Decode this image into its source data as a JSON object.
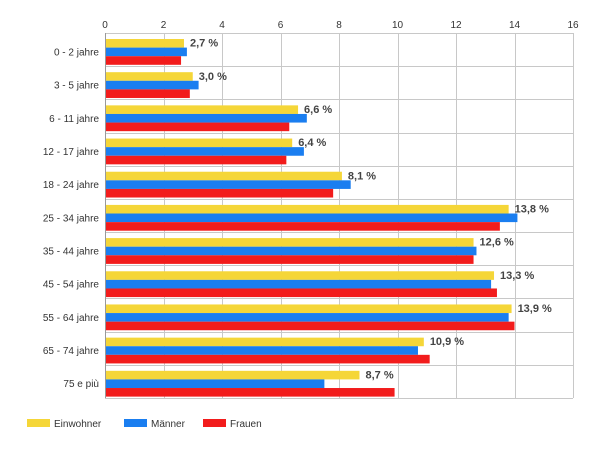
{
  "chart_data": {
    "type": "bar",
    "orientation": "horizontal",
    "categories": [
      "0 - 2 jahre",
      "3 - 5 jahre",
      "6 - 11 jahre",
      "12 - 17 jahre",
      "18 - 24 jahre",
      "25 - 34 jahre",
      "35 - 44 jahre",
      "45 - 54 jahre",
      "55 - 64 jahre",
      "65 - 74 jahre",
      "75 e più"
    ],
    "series": [
      {
        "name": "Einwohner",
        "color": "#f5d638",
        "values": [
          2.7,
          3.0,
          6.6,
          6.4,
          8.1,
          13.8,
          12.6,
          13.3,
          13.9,
          10.9,
          8.7
        ]
      },
      {
        "name": "Männer",
        "color": "#1a7ef0",
        "values": [
          2.8,
          3.2,
          6.9,
          6.8,
          8.4,
          14.1,
          12.7,
          13.2,
          13.8,
          10.7,
          7.5
        ]
      },
      {
        "name": "Frauen",
        "color": "#f21c1c",
        "values": [
          2.6,
          2.9,
          6.3,
          6.2,
          7.8,
          13.5,
          12.6,
          13.4,
          14.0,
          11.1,
          9.9
        ]
      }
    ],
    "data_labels": [
      "2,7 %",
      "3,0 %",
      "6,6 %",
      "6,4 %",
      "8,1 %",
      "13,8 %",
      "12,6 %",
      "13,3 %",
      "13,9 %",
      "10,9 %",
      "8,7 %"
    ],
    "xlim": [
      0,
      16
    ],
    "xticks": [
      0,
      2,
      4,
      6,
      8,
      10,
      12,
      14,
      16
    ],
    "xtick_labels": [
      "0",
      "2",
      "4",
      "6",
      "8",
      "10",
      "12",
      "14",
      "16"
    ],
    "x_axis_position": "top",
    "grid": true,
    "legend_position": "bottom-left"
  }
}
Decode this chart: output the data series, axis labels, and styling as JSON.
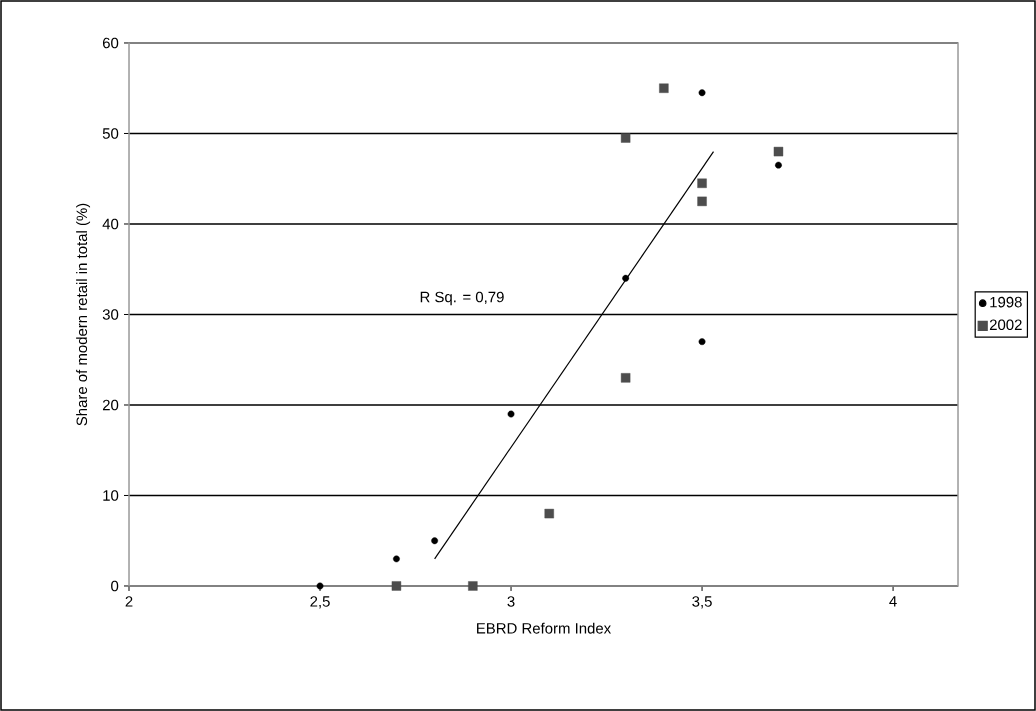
{
  "chart_data": {
    "type": "scatter",
    "xlabel": "EBRD Reform Index",
    "ylabel": "Share of modern retail in total (%)",
    "xlim": [
      2,
      4.17
    ],
    "ylim": [
      0,
      60
    ],
    "xticks": [
      2,
      {
        "value": 2.5,
        "label": "2,5"
      },
      3,
      {
        "value": 3.5,
        "label": "3,5"
      },
      4
    ],
    "yticks": [
      0,
      10,
      20,
      30,
      40,
      50,
      60
    ],
    "grid": "y",
    "legend": "right",
    "annotations": [
      "R Sq. = 0,79"
    ],
    "series": [
      {
        "name": "1998",
        "color": "#000000",
        "marker": "circle",
        "x": [
          2.5,
          2.7,
          2.8,
          3.0,
          3.3,
          3.5,
          3.5,
          3.7
        ],
        "values": [
          0,
          3,
          5,
          19,
          34,
          54.5,
          27,
          46.5
        ]
      },
      {
        "name": "2002",
        "color": "#4d4d4d",
        "marker": "square",
        "x": [
          2.7,
          2.9,
          3.1,
          3.3,
          3.3,
          3.4,
          3.5,
          3.5,
          3.7
        ],
        "values": [
          0,
          0,
          8,
          49.5,
          23,
          55,
          44.5,
          42.5,
          48
        ]
      },
      {
        "type": "line",
        "color": "#000000",
        "marker": "none",
        "x": [
          2.8,
          3.53
        ],
        "values": [
          3,
          48
        ]
      }
    ]
  }
}
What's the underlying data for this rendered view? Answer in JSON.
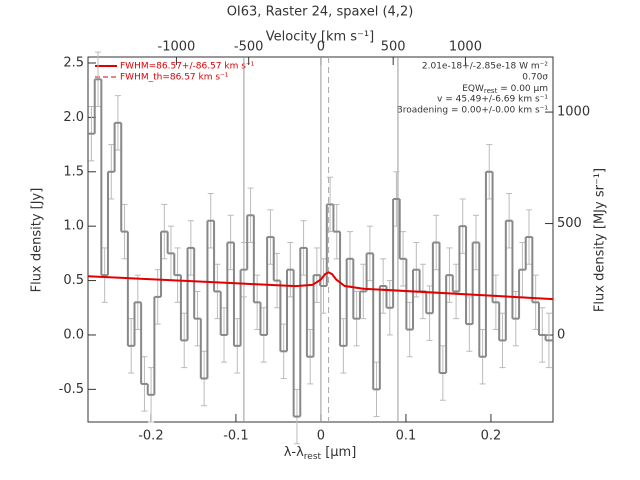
{
  "chart_data": {
    "type": "step",
    "title": "OI63, Raster 24, spaxel (4,2)",
    "x_label": {
      "main": "λ-λ",
      "sub": "rest",
      "unit": " [μm]"
    },
    "x2_label": "Velocity [km s⁻¹]",
    "y_label": "Flux density [Jy]",
    "y2_label": "Flux density [MJy sr⁻¹]",
    "xlim": [
      -0.274,
      0.273
    ],
    "xticks": [
      -0.2,
      -0.1,
      0.0,
      0.1,
      0.2
    ],
    "x2lim": [
      -1612,
      1606
    ],
    "x2ticks": [
      -1000,
      -500,
      0,
      500,
      1000
    ],
    "ylim": [
      -0.8,
      2.555
    ],
    "yticks": [
      {
        "value": -0.5,
        "label": "-0.5"
      },
      {
        "value": 0,
        "label": "0.0"
      },
      0.5,
      {
        "value": 1,
        "label": "1.0"
      },
      1.5,
      {
        "value": 2,
        "label": "2.0"
      },
      2.5
    ],
    "y2lim": [
      -390,
      1247
    ],
    "y2ticks": [
      0,
      500,
      1000
    ],
    "bin_width": 0.0078,
    "series": [
      {
        "name": "Flux",
        "color": "#888888",
        "x": [
          -0.27,
          -0.2622,
          -0.2544,
          -0.2466,
          -0.2388,
          -0.231,
          -0.2232,
          -0.2154,
          -0.2076,
          -0.1998,
          -0.192,
          -0.1842,
          -0.1764,
          -0.1686,
          -0.1608,
          -0.153,
          -0.1452,
          -0.1374,
          -0.1296,
          -0.1218,
          -0.114,
          -0.1062,
          -0.0984,
          -0.0906,
          -0.0828,
          -0.075,
          -0.0672,
          -0.0594,
          -0.0516,
          -0.0438,
          -0.036,
          -0.0282,
          -0.0204,
          -0.0126,
          -0.0048,
          0.003,
          0.0108,
          0.0186,
          0.0264,
          0.0342,
          0.042,
          0.0498,
          0.0576,
          0.0654,
          0.0732,
          0.081,
          0.0888,
          0.0966,
          0.1044,
          0.1122,
          0.12,
          0.1278,
          0.1356,
          0.1434,
          0.1512,
          0.159,
          0.1668,
          0.1746,
          0.1824,
          0.1902,
          0.198,
          0.2058,
          0.2136,
          0.2214,
          0.2292,
          0.237,
          0.2448,
          0.2526,
          0.2604,
          0.2682
        ],
        "values": [
          1.85,
          2.35,
          0.55,
          1.5,
          1.95,
          0.95,
          -0.1,
          0.3,
          -0.45,
          -0.55,
          0.35,
          0.95,
          0.75,
          0.55,
          -0.05,
          0.8,
          0.15,
          -0.4,
          1.05,
          0.4,
          0.0,
          0.85,
          -0.1,
          0.6,
          1.1,
          0.3,
          0.0,
          0.9,
          0.5,
          -0.15,
          0.6,
          -0.75,
          0.8,
          -0.2,
          0.55,
          0.45,
          1.2,
          0.95,
          -0.1,
          0.7,
          0.15,
          0.4,
          0.75,
          -0.5,
          0.45,
          0.25,
          1.25,
          0.7,
          0.05,
          0.6,
          0.4,
          0.2,
          0.85,
          -0.35,
          0.55,
          0.4,
          1.0,
          0.1,
          0.85,
          -0.2,
          1.5,
          0.3,
          -0.05,
          1.05,
          0.15,
          0.6,
          0.9,
          0.3,
          0.0,
          -0.05
        ],
        "error": 0.25,
        "error_color": "#bbbbbb"
      }
    ],
    "fit": {
      "name": "FWHM=86.57+/-86.57 km s⁻¹",
      "color": "#e00000",
      "x": [
        -0.274,
        -0.1,
        -0.03,
        -0.01,
        0.0,
        0.005,
        0.009,
        0.013,
        0.018,
        0.028,
        0.05,
        0.273
      ],
      "values": [
        0.54,
        0.475,
        0.449,
        0.46,
        0.51,
        0.56,
        0.575,
        0.56,
        0.51,
        0.45,
        0.425,
        0.33
      ]
    },
    "fit_th_label": "FWHM_th=86.57 km s⁻¹",
    "vlines": [
      -0.0906,
      0,
      0.0906
    ],
    "dashed_line": 0.009,
    "annotations": [
      "2.01e-18+/-2.85e-18 W m⁻²",
      "0.70σ",
      {
        "main": "EQW",
        "sub": "rest",
        "rest": " = 0.00 μm"
      },
      "v = 45.49+/-6.69 km s⁻¹",
      "Broadening = 0.00+/-0.00 km s⁻¹"
    ]
  }
}
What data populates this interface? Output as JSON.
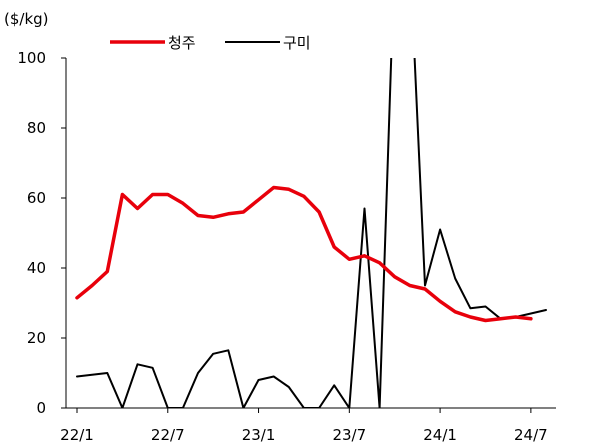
{
  "chart_data": {
    "type": "line",
    "unit": "($/kg)",
    "ylim": [
      0,
      100
    ],
    "yticks": [
      0,
      20,
      40,
      60,
      80,
      100
    ],
    "xlim": [
      0,
      31
    ],
    "xticks": [
      {
        "x": 0,
        "label": "22/1"
      },
      {
        "x": 6,
        "label": "22/7"
      },
      {
        "x": 12,
        "label": "23/1"
      },
      {
        "x": 18,
        "label": "23/7"
      },
      {
        "x": 24,
        "label": "24/1"
      },
      {
        "x": 30,
        "label": "24/7"
      }
    ],
    "legend_position": "top",
    "grid": false,
    "series": [
      {
        "name": "청주",
        "color": "#e8000b",
        "values": [
          31.5,
          35,
          39,
          61,
          57,
          61,
          61,
          58.5,
          55,
          54.5,
          55.5,
          56,
          59.5,
          63,
          62.5,
          60.5,
          56,
          46,
          42.5,
          43.5,
          41.5,
          37.5,
          35,
          34,
          30.5,
          27.5,
          26,
          25,
          25.5,
          26,
          25.5
        ]
      },
      {
        "name": "구미",
        "color": "#000000",
        "values": [
          9,
          9.5,
          10,
          0,
          12.5,
          11.5,
          0,
          0,
          10,
          15.5,
          16.5,
          0,
          8,
          9,
          6,
          0,
          0,
          6.5,
          0,
          57,
          0,
          130,
          130,
          35,
          51,
          37,
          28.5,
          29,
          25.5,
          26,
          27,
          28
        ]
      }
    ]
  }
}
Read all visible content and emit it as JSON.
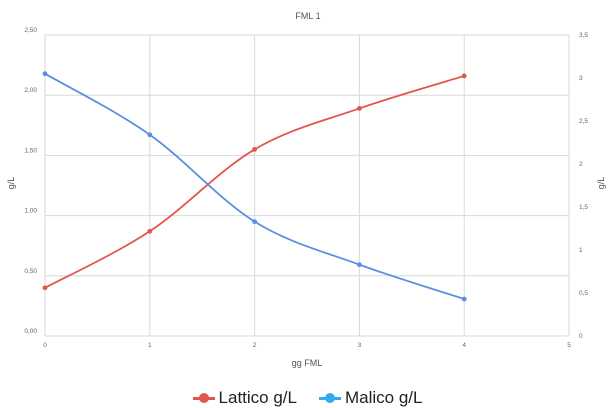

....

● **Challenge**:
In the lines above, find each one with "jahre" and list it.

● **Complete response**:
      "0 - 2 jahre",
      "3 - 5 jahre",
      "6 - 11 jahre",
      "12 - 17 jahre",
      "18 - 24 jahre",
      "25 - 34 jahre",
      "35 - 44 jahre",
      "45 - 54 jahre",
      "55 - 64 jahre",
      "65 - 74 jahre",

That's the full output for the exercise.